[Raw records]
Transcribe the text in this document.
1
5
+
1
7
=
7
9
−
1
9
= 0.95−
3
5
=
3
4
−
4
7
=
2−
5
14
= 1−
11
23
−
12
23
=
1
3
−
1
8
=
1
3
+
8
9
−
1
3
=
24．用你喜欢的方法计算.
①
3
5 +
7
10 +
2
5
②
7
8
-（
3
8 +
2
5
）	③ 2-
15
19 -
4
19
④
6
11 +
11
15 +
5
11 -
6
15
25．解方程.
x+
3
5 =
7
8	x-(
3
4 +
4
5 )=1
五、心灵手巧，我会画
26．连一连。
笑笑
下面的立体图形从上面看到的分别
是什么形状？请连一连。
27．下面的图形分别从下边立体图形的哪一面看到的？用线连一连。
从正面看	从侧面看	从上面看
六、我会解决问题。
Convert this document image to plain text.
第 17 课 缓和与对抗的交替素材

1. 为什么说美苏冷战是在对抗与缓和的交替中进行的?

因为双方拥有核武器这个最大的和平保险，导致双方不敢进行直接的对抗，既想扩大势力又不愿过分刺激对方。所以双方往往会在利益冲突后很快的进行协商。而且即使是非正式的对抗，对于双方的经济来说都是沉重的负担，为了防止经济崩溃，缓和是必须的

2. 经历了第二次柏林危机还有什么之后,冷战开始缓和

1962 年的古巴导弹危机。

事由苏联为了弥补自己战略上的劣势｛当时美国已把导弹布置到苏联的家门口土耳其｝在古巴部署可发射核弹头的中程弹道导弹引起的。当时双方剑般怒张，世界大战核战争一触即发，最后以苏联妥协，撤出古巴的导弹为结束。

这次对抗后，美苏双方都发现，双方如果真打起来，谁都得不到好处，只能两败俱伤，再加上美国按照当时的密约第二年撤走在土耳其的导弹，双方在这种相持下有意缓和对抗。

Written exercise: Which lines in the records above contain the string "text"? Copy each one.

Full answer:
Transcribe the text in this document.
Convert this document image to plain text.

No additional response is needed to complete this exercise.